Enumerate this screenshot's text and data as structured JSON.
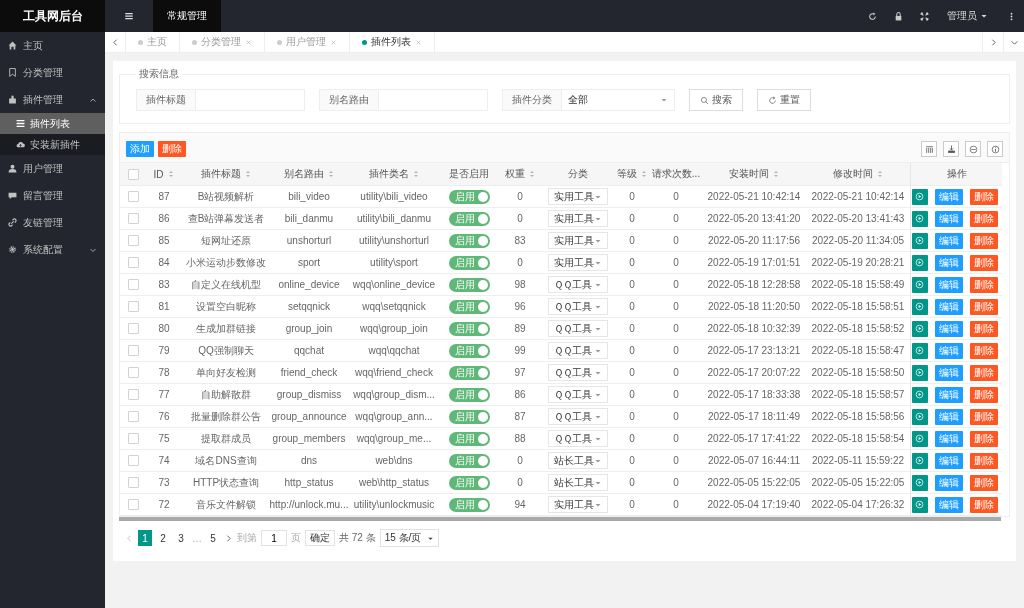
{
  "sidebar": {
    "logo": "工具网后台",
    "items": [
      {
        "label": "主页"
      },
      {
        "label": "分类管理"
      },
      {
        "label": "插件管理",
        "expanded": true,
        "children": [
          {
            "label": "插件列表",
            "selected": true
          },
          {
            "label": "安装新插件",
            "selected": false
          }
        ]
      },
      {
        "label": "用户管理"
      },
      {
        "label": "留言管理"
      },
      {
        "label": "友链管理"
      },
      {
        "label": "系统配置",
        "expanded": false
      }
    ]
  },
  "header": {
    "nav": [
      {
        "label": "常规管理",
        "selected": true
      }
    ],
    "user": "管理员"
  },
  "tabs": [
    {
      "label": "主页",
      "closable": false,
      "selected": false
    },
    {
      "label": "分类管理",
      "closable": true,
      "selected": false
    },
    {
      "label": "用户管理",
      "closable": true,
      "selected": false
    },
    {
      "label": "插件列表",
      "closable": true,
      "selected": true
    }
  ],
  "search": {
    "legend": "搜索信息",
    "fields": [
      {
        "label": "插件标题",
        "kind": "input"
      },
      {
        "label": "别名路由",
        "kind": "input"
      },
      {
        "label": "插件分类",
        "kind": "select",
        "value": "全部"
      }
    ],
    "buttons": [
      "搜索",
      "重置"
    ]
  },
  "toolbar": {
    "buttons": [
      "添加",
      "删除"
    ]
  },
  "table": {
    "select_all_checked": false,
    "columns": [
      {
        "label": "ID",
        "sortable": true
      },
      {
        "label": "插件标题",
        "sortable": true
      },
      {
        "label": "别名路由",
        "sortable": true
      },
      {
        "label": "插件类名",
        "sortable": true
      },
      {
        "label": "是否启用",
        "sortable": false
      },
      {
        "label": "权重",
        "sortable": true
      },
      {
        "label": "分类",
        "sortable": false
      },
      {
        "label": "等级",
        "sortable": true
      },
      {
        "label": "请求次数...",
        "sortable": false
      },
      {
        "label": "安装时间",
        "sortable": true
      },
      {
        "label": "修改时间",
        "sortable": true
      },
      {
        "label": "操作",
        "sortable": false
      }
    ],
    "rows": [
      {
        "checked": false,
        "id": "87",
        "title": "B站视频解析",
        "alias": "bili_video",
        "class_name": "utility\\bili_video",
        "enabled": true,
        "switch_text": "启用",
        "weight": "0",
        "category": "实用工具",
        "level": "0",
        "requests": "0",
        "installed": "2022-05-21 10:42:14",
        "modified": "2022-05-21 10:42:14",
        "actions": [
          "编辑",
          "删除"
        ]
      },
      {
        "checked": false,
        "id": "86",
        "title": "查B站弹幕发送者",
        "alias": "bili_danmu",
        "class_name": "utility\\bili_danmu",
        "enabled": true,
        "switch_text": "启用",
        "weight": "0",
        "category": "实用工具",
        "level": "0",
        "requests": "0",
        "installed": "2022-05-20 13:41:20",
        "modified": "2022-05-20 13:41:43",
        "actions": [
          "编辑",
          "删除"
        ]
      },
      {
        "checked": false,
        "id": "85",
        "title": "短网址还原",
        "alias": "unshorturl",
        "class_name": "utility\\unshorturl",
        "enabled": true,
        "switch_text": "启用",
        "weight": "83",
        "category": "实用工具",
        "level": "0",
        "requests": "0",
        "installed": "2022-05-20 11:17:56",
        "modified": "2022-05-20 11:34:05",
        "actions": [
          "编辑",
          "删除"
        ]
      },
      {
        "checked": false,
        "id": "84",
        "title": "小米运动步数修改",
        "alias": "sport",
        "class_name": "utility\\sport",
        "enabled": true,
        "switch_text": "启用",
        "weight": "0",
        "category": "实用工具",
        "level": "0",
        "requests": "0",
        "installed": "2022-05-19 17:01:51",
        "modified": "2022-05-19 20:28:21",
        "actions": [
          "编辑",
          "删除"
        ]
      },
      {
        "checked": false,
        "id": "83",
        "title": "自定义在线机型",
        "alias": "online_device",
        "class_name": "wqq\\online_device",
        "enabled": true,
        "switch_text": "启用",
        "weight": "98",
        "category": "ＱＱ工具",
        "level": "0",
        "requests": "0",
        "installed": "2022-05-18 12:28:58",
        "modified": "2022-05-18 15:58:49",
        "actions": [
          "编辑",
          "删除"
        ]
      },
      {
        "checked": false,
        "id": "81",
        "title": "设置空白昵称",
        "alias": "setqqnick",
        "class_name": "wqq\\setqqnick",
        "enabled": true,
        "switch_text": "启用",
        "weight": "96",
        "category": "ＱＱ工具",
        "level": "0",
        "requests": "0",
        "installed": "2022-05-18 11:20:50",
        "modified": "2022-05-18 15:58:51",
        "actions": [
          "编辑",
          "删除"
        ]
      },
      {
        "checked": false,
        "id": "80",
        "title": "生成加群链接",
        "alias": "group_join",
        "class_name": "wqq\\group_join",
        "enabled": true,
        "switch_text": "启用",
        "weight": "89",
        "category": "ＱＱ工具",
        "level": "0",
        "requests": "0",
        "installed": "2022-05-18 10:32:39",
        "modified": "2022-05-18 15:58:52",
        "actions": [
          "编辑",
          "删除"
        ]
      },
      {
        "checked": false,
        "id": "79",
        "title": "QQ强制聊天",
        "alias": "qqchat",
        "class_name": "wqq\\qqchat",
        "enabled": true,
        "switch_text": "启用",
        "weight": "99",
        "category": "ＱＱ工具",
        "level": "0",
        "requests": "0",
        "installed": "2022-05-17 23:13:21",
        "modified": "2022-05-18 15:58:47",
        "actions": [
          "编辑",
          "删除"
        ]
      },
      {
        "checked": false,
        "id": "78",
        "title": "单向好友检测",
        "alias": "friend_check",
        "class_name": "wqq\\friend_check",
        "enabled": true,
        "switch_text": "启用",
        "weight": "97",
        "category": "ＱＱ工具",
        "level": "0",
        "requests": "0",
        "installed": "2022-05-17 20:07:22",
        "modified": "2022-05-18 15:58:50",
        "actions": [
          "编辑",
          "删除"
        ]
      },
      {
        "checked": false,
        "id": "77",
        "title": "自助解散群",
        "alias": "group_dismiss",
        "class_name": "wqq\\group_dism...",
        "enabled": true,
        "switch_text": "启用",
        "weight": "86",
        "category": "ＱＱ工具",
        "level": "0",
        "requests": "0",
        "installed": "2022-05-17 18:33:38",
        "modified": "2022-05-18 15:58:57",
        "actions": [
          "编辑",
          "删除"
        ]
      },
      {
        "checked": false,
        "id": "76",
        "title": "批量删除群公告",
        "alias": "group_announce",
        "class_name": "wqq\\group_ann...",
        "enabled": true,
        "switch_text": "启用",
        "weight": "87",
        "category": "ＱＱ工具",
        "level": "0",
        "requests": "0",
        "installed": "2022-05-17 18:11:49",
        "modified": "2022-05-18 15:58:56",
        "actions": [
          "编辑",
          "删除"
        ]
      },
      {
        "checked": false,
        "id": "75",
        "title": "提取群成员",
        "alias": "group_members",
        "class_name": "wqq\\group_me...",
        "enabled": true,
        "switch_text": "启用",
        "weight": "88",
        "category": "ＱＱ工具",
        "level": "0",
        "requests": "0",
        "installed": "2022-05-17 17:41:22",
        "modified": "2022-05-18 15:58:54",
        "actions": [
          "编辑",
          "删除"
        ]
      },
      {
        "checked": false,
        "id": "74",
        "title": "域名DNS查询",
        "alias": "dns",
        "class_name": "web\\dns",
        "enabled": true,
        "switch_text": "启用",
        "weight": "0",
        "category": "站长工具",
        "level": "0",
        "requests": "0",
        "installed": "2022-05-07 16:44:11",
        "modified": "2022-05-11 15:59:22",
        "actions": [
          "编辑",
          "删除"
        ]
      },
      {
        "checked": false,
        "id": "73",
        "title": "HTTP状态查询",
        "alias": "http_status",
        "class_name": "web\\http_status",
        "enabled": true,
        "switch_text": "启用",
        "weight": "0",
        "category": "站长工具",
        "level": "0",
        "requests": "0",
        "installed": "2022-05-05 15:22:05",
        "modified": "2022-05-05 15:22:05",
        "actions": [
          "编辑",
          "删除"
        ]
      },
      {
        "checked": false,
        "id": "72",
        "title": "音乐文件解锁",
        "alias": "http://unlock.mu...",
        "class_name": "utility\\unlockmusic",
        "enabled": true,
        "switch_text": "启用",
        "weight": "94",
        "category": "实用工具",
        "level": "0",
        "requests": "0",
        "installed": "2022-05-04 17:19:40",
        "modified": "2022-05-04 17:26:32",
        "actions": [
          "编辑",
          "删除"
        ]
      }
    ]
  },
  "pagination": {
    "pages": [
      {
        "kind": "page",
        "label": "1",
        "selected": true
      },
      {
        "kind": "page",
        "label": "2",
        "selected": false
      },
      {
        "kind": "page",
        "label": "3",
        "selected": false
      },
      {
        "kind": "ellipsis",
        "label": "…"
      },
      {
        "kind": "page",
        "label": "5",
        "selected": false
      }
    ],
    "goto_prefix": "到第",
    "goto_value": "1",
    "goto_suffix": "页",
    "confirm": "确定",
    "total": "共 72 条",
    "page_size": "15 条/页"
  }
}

■ ■ ■

=== TASK DESCRIPTION ===
Search the entries for the word "utility" and pick out every line that holds it.

=== EXERCISE OUTPUT ===
        "class_name": "utility\\bili_video",
        "class_name": "utility\\bili_danmu",
        "class_name": "utility\\unshorturl",
        "class_name": "utility\\sport",
        "class_name": "utility\\unlockmusic",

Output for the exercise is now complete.